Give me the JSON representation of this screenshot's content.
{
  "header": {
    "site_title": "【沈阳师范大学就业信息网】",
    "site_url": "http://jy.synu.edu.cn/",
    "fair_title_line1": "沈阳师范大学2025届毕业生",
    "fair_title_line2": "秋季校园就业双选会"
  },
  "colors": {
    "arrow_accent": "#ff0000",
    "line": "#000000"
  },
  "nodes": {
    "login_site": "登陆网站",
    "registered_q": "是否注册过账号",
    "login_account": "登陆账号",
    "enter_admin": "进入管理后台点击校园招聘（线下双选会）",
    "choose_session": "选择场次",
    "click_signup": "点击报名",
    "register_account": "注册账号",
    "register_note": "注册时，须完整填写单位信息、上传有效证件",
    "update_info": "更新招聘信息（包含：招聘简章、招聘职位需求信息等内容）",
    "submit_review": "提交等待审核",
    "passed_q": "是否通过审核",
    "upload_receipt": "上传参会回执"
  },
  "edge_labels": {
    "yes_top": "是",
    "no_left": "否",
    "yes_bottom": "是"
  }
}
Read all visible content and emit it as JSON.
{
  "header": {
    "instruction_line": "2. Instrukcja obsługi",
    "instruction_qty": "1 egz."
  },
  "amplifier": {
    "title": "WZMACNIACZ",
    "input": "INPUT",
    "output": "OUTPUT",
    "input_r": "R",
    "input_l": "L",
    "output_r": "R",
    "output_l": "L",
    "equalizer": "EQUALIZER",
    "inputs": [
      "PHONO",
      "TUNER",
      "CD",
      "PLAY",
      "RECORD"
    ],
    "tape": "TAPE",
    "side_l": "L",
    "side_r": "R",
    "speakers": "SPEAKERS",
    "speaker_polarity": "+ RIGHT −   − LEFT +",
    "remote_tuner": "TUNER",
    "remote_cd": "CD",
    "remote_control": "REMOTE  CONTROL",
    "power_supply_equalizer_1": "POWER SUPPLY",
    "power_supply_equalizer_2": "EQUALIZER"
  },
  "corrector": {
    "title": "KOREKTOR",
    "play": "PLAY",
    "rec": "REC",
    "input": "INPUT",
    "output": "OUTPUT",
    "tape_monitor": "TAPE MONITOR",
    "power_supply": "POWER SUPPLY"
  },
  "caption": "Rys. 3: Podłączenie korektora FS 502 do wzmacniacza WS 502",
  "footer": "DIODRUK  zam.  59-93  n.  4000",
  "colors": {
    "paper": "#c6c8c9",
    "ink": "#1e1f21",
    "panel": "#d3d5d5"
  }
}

- - - - -

Exercise directions: Copy every line of the records word for word.

Result for this task:
Give me the JSON representation of this screenshot's content.
{
  "header": {
    "site_title": "【沈阳师范大学就业信息网】",
    "site_url": "http://jy.synu.edu.cn/",
    "fair_title_line1": "沈阳师范大学2025届毕业生",
    "fair_title_line2": "秋季校园就业双选会"
  },
  "colors": {
    "arrow_accent": "#ff0000",
    "line": "#000000"
  },
  "nodes": {
    "login_site": "登陆网站",
    "registered_q": "是否注册过账号",
    "login_account": "登陆账号",
    "enter_admin": "进入管理后台点击校园招聘（线下双选会）",
    "choose_session": "选择场次",
    "click_signup": "点击报名",
    "register_account": "注册账号",
    "register_note": "注册时，须完整填写单位信息、上传有效证件",
    "update_info": "更新招聘信息（包含：招聘简章、招聘职位需求信息等内容）",
    "submit_review": "提交等待审核",
    "passed_q": "是否通过审核",
    "upload_receipt": "上传参会回执"
  },
  "edge_labels": {
    "yes_top": "是",
    "no_left": "否",
    "yes_bottom": "是"
  }
}
Read all visible content and emit it as JSON.
{
  "header": {
    "instruction_line": "2. Instrukcja obsługi",
    "instruction_qty": "1 egz."
  },
  "amplifier": {
    "title": "WZMACNIACZ",
    "input": "INPUT",
    "output": "OUTPUT",
    "input_r": "R",
    "input_l": "L",
    "output_r": "R",
    "output_l": "L",
    "equalizer": "EQUALIZER",
    "inputs": [
      "PHONO",
      "TUNER",
      "CD",
      "PLAY",
      "RECORD"
    ],
    "tape": "TAPE",
    "side_l": "L",
    "side_r": "R",
    "speakers": "SPEAKERS",
    "speaker_polarity": "+ RIGHT −   − LEFT +",
    "remote_tuner": "TUNER",
    "remote_cd": "CD",
    "remote_control": "REMOTE  CONTROL",
    "power_supply_equalizer_1": "POWER SUPPLY",
    "power_supply_equalizer_2": "EQUALIZER"
  },
  "corrector": {
    "title": "KOREKTOR",
    "play": "PLAY",
    "rec": "REC",
    "input": "INPUT",
    "output": "OUTPUT",
    "tape_monitor": "TAPE MONITOR",
    "power_supply": "POWER SUPPLY"
  },
  "caption": "Rys. 3: Podłączenie korektora FS 502 do wzmacniacza WS 502",
  "footer": "DIODRUK  zam.  59-93  n.  4000",
  "colors": {
    "paper": "#c6c8c9",
    "ink": "#1e1f21",
    "panel": "#d3d5d5"
  }
}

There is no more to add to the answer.